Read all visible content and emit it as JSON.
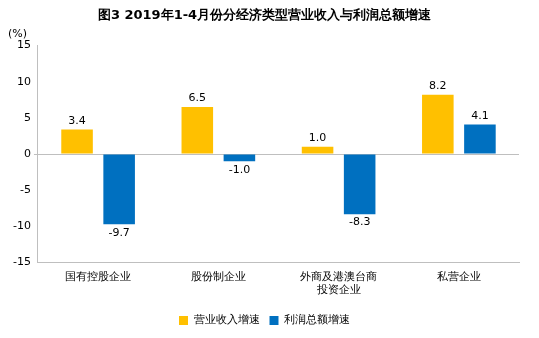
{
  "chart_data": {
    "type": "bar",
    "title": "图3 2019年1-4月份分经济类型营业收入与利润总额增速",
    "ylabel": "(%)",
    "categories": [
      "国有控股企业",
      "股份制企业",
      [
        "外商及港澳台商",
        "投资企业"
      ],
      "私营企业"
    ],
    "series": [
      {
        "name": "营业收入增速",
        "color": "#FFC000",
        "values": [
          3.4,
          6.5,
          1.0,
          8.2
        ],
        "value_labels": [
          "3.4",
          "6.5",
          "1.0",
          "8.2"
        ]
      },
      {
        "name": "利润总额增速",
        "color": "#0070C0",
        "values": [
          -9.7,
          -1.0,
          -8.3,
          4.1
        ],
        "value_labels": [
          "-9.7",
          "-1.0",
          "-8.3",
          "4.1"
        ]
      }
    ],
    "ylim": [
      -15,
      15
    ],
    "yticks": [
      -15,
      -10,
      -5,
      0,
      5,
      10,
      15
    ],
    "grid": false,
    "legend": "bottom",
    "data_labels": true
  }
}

Aim: Make an exact copy of the records above, with the pictures left out.

Solution for this task:
Read all visible content and emit it as JSON.
{
  "chart_data": {
    "type": "bar",
    "title": "图3 2019年1-4月份分经济类型营业收入与利润总额增速",
    "ylabel": "(%)",
    "categories": [
      "国有控股企业",
      "股份制企业",
      [
        "外商及港澳台商",
        "投资企业"
      ],
      "私营企业"
    ],
    "series": [
      {
        "name": "营业收入增速",
        "color": "#FFC000",
        "values": [
          3.4,
          6.5,
          1.0,
          8.2
        ],
        "value_labels": [
          "3.4",
          "6.5",
          "1.0",
          "8.2"
        ]
      },
      {
        "name": "利润总额增速",
        "color": "#0070C0",
        "values": [
          -9.7,
          -1.0,
          -8.3,
          4.1
        ],
        "value_labels": [
          "-9.7",
          "-1.0",
          "-8.3",
          "4.1"
        ]
      }
    ],
    "ylim": [
      -15,
      15
    ],
    "yticks": [
      -15,
      -10,
      -5,
      0,
      5,
      10,
      15
    ],
    "grid": false,
    "legend": "bottom",
    "data_labels": true
  }
}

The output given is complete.